[Extracted records]

####################

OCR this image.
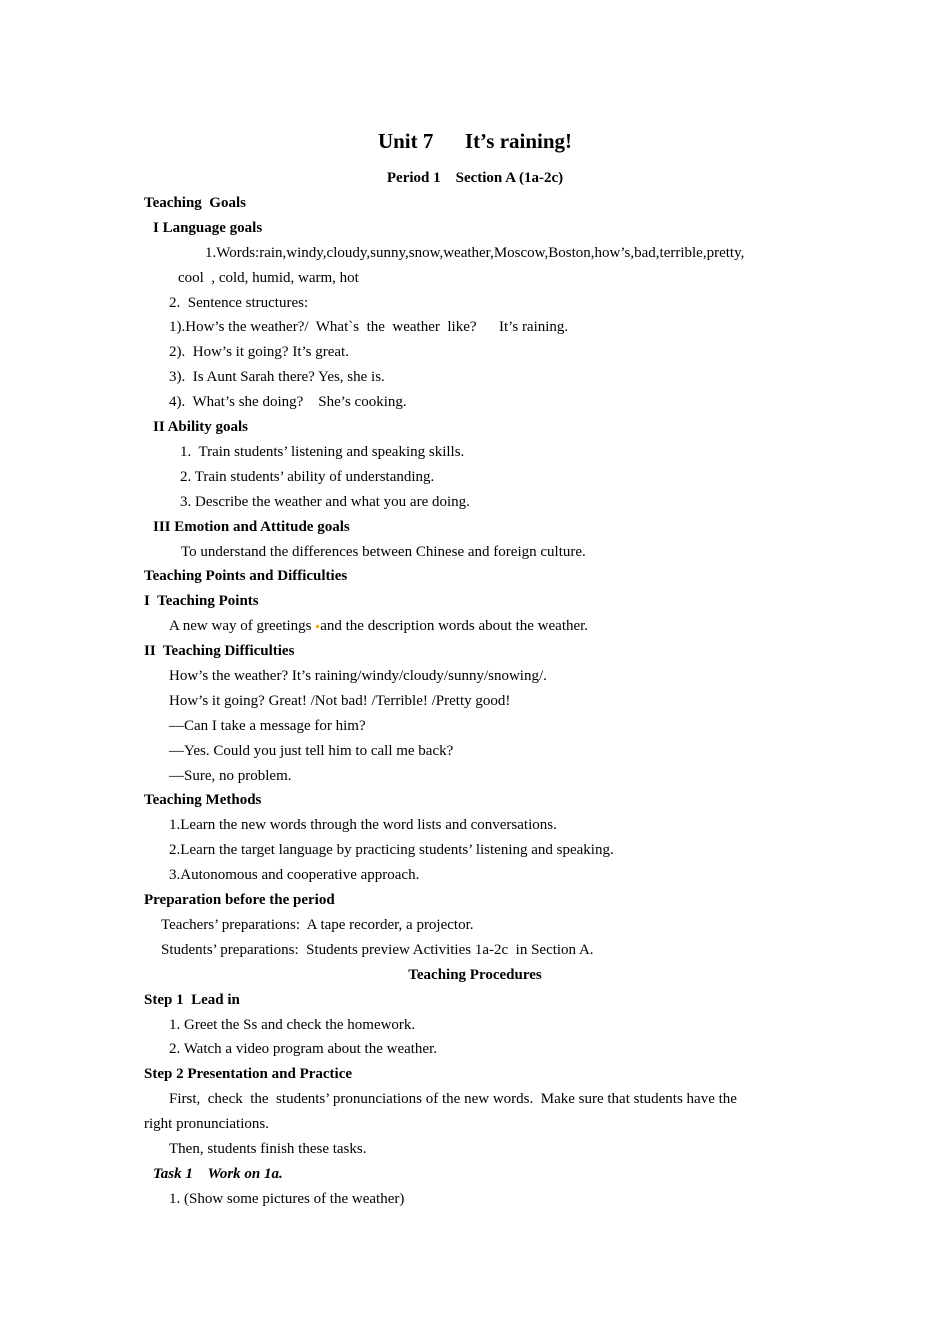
Unit 7 It’s raining!
Period 1    Section A (1a-2c)
Teaching  Goals
I Language goals
1.Words:rain,windy,cloudy,sunny,snow,weather,Moscow,Boston,how’s,bad,terrible,pretty,
cool  , cold, humid, warm, hot
2.  Sentence structures:
1).How’s the weather?/  What`s  the  weather  like?      It’s raining.
2).  How’s it going? It’s great.
3).  Is Aunt Sarah there? Yes, she is.
4).  What’s she doing?    She’s cooking.
II Ability goals
1.  Train students’ listening and speaking skills.
2. Train students’ ability of understanding.
3. Describe the weather and what you are doing.
III Emotion and Attitude goals
To understand the differences between Chinese and foreign culture.
Teaching Points and Difficulties
I  Teaching Points
A new way of greetings and the description words about the weather.
II  Teaching Difficulties
How’s the weather? It’s raining/windy/cloudy/sunny/snowing/.
How’s it going? Great! /Not bad! /Terrible! /Pretty good!
—Can I take a message for him?
—Yes. Could you just tell him to call me back?
—Sure, no problem.
Teaching Methods
1.Learn the new words through the word lists and conversations.
2.Learn the target language by practicing students’ listening and speaking.
3.Autonomous and cooperative approach.
Preparation before the period
Teachers’ preparations:  A tape recorder, a projector.
Students’ preparations:  Students preview Activities 1a-2c  in Section A.
Teaching Procedures
Step 1  Lead in
1. Greet the Ss and check the homework.
2. Watch a video program about the weather.
Step 2 Presentation and Practice
First,  check  the  students’ pronunciations of the new words.  Make sure that students have the
right pronunciations.
Then, students finish these tasks.
Task 1    Work on 1a.
1. (Show some pictures of the weather)
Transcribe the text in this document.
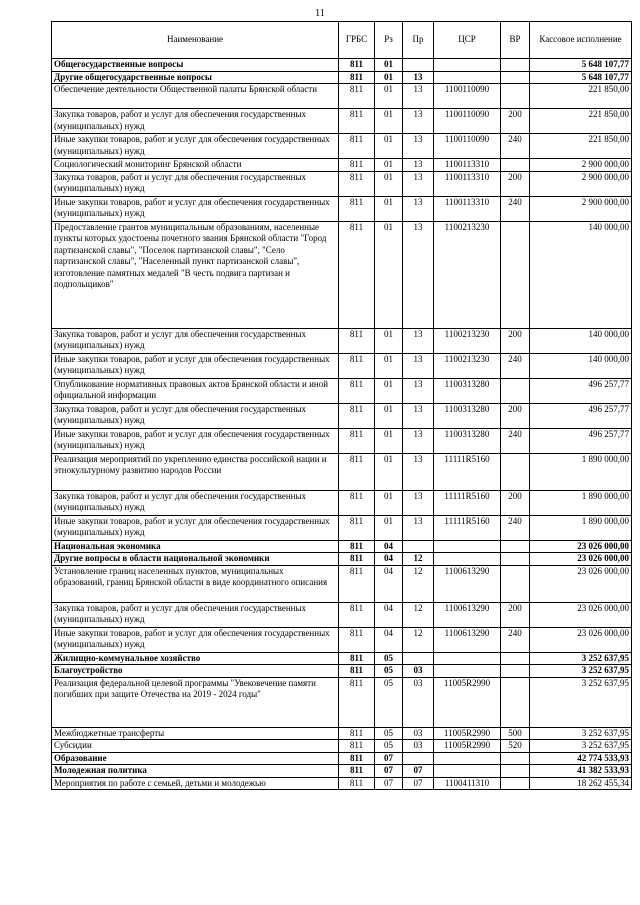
11
Наименование	ГРБС	Рз	Пр	ЦСР	ВР	Кассовое исполнение
Общегосударственные вопросы	811	01				5 648 107,77
Другие общегосударственные вопросы	811	01	13			5 648 107,77
Обеспечение деятельности Общественной палаты Брянской области	811	01	13	1100110090		221 850,00
Закупка товаров, работ и услуг для обеспечения государственных (муниципальных) нужд	811	01	13	1100110090	200	221 850,00
Иные закупки товаров, работ и услуг для обеспечения государственных (муниципальных) нужд	811	01	13	1100110090	240	221 850,00
Социологический мониторинг Брянской области	811	01	13	1100113310		2 900 000,00
Закупка товаров, работ и услуг для обеспечения государственных (муниципальных) нужд	811	01	13	1100113310	200	2 900 000,00
Иные закупки товаров, работ и услуг для обеспечения государственных (муниципальных) нужд	811	01	13	1100113310	240	2 900 000,00
Предоставление грантов муниципальным образованиям, населенные пункты которых удостоены почетного звания Брянской области "Город партизанской славы", "Поселок партизанской славы", "Село партизанской славы", "Населенный пункт партизанской славы", изготовление памятных медалей "В честь подвига партизан и подпольщиков"	811	01	13	1100213230		140 000,00
Закупка товаров, работ и услуг для обеспечения государственных (муниципальных) нужд	811	01	13	1100213230	200	140 000,00
Иные закупки товаров, работ и услуг для обеспечения государственных (муниципальных) нужд	811	01	13	1100213230	240	140 000,00
Опубликование нормативных правовых актов Брянской области и иной официальной информации	811	01	13	1100313280		496 257,77
Закупка товаров, работ и услуг для обеспечения государственных (муниципальных) нужд	811	01	13	1100313280	200	496 257,77
Иные закупки товаров, работ и услуг для обеспечения государственных (муниципальных) нужд	811	01	13	1100313280	240	496 257,77
Реализация мероприятий по укреплению единства российской нации и этнокультурному развитию народов России	811	01	13	11111R5160		1 890 000,00
Закупка товаров, работ и услуг для обеспечения государственных (муниципальных) нужд	811	01	13	11111R5160	200	1 890 000,00
Иные закупки товаров, работ и услуг для обеспечения государственных (муниципальных) нужд	811	01	13	11111R5160	240	1 890 000,00
Национальная экономика	811	04				23 026 000,00
Другие вопросы в области национальной экономики	811	04	12			23 026 000,00
Установление границ населенных пунктов, муниципальных образований, границ Брянской области в виде координатного описания	811	04	12	1100613290		23 026 000,00
Закупка товаров, работ и услуг для обеспечения государственных (муниципальных) нужд	811	04	12	1100613290	200	23 026 000,00
Иные закупки товаров, работ и услуг для обеспечения государственных (муниципальных) нужд	811	04	12	1100613290	240	23 026 000,00
Жилищно-коммунальное хозяйство	811	05				3 252 637,95
Благоустройство	811	05	03			3 252 637,95
Реализация федеральной целевой программы "Увековечение памяти погибших при защите Отечества на 2019 - 2024 годы"	811	05	03	11005R2990		3 252 637,95
Межбюджетные трансферты	811	05	03	11005R2990	500	3 252 637,95
Субсидии	811	05	03	11005R2990	520	3 252 637,95
Образование	811	07				42 774 533,93
Молодежная политика	811	07	07			41 382 533,93
Мероприятия по работе с семьей, детьми и молодежью	811	07	07	1100411310		18 262 455,34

####################

Directions: Your task is to repeat the material above exactly, without its pictures.

Reply:
OCR this image.
Unit 7 It’s raining!
Period 1    Section A (1a-2c)
Teaching  Goals
I Language goals
1.Words:rain,windy,cloudy,sunny,snow,weather,Moscow,Boston,how’s,bad,terrible,pretty,
cool  , cold, humid, warm, hot
2.  Sentence structures:
1).How’s the weather?/  What`s  the  weather  like?      It’s raining.
2).  How’s it going? It’s great.
3).  Is Aunt Sarah there? Yes, she is.
4).  What’s she doing?    She’s cooking.
II Ability goals
1.  Train students’ listening and speaking skills.
2. Train students’ ability of understanding.
3. Describe the weather and what you are doing.
III Emotion and Attitude goals
To understand the differences between Chinese and foreign culture.
Teaching Points and Difficulties
I  Teaching Points
A new way of greetings and the description words about the weather.
II  Teaching Difficulties
How’s the weather? It’s raining/windy/cloudy/sunny/snowing/.
How’s it going? Great! /Not bad! /Terrible! /Pretty good!
—Can I take a message for him?
—Yes. Could you just tell him to call me back?
—Sure, no problem.
Teaching Methods
1.Learn the new words through the word lists and conversations.
2.Learn the target language by practicing students’ listening and speaking.
3.Autonomous and cooperative approach.
Preparation before the period
Teachers’ preparations:  A tape recorder, a projector.
Students’ preparations:  Students preview Activities 1a-2c  in Section A.
Teaching Procedures
Step 1  Lead in
1. Greet the Ss and check the homework.
2. Watch a video program about the weather.
Step 2 Presentation and Practice
First,  check  the  students’ pronunciations of the new words.  Make sure that students have the
right pronunciations.
Then, students finish these tasks.
Task 1    Work on 1a.
1. (Show some pictures of the weather)
Transcribe the text in this document.
11
Наименование	ГРБС	Рз	Пр	ЦСР	ВР	Кассовое исполнение
Общегосударственные вопросы	811	01				5 648 107,77
Другие общегосударственные вопросы	811	01	13			5 648 107,77
Обеспечение деятельности Общественной палаты Брянской области	811	01	13	1100110090		221 850,00
Закупка товаров, работ и услуг для обеспечения государственных (муниципальных) нужд	811	01	13	1100110090	200	221 850,00
Иные закупки товаров, работ и услуг для обеспечения государственных (муниципальных) нужд	811	01	13	1100110090	240	221 850,00
Социологический мониторинг Брянской области	811	01	13	1100113310		2 900 000,00
Закупка товаров, работ и услуг для обеспечения государственных (муниципальных) нужд	811	01	13	1100113310	200	2 900 000,00
Иные закупки товаров, работ и услуг для обеспечения государственных (муниципальных) нужд	811	01	13	1100113310	240	2 900 000,00
Предоставление грантов муниципальным образованиям, населенные пункты которых удостоены почетного звания Брянской области "Город партизанской славы", "Поселок партизанской славы", "Село партизанской славы", "Населенный пункт партизанской славы", изготовление памятных медалей "В честь подвига партизан и подпольщиков"	811	01	13	1100213230		140 000,00
Закупка товаров, работ и услуг для обеспечения государственных (муниципальных) нужд	811	01	13	1100213230	200	140 000,00
Иные закупки товаров, работ и услуг для обеспечения государственных (муниципальных) нужд	811	01	13	1100213230	240	140 000,00
Опубликование нормативных правовых актов Брянской области и иной официальной информации	811	01	13	1100313280		496 257,77
Закупка товаров, работ и услуг для обеспечения государственных (муниципальных) нужд	811	01	13	1100313280	200	496 257,77
Иные закупки товаров, работ и услуг для обеспечения государственных (муниципальных) нужд	811	01	13	1100313280	240	496 257,77
Реализация мероприятий по укреплению единства российской нации и этнокультурному развитию народов России	811	01	13	11111R5160		1 890 000,00
Закупка товаров, работ и услуг для обеспечения государственных (муниципальных) нужд	811	01	13	11111R5160	200	1 890 000,00
Иные закупки товаров, работ и услуг для обеспечения государственных (муниципальных) нужд	811	01	13	11111R5160	240	1 890 000,00
Национальная экономика	811	04				23 026 000,00
Другие вопросы в области национальной экономики	811	04	12			23 026 000,00
Установление границ населенных пунктов, муниципальных образований, границ Брянской области в виде координатного описания	811	04	12	1100613290		23 026 000,00
Закупка товаров, работ и услуг для обеспечения государственных (муниципальных) нужд	811	04	12	1100613290	200	23 026 000,00
Иные закупки товаров, работ и услуг для обеспечения государственных (муниципальных) нужд	811	04	12	1100613290	240	23 026 000,00
Жилищно-коммунальное хозяйство	811	05				3 252 637,95
Благоустройство	811	05	03			3 252 637,95
Реализация федеральной целевой программы "Увековечение памяти погибших при защите Отечества на 2019 - 2024 годы"	811	05	03	11005R2990		3 252 637,95
Межбюджетные трансферты	811	05	03	11005R2990	500	3 252 637,95
Субсидии	811	05	03	11005R2990	520	3 252 637,95
Образование	811	07				42 774 533,93
Молодежная политика	811	07	07			41 382 533,93
Мероприятия по работе с семьей, детьми и молодежью	811	07	07	1100411310		18 262 455,34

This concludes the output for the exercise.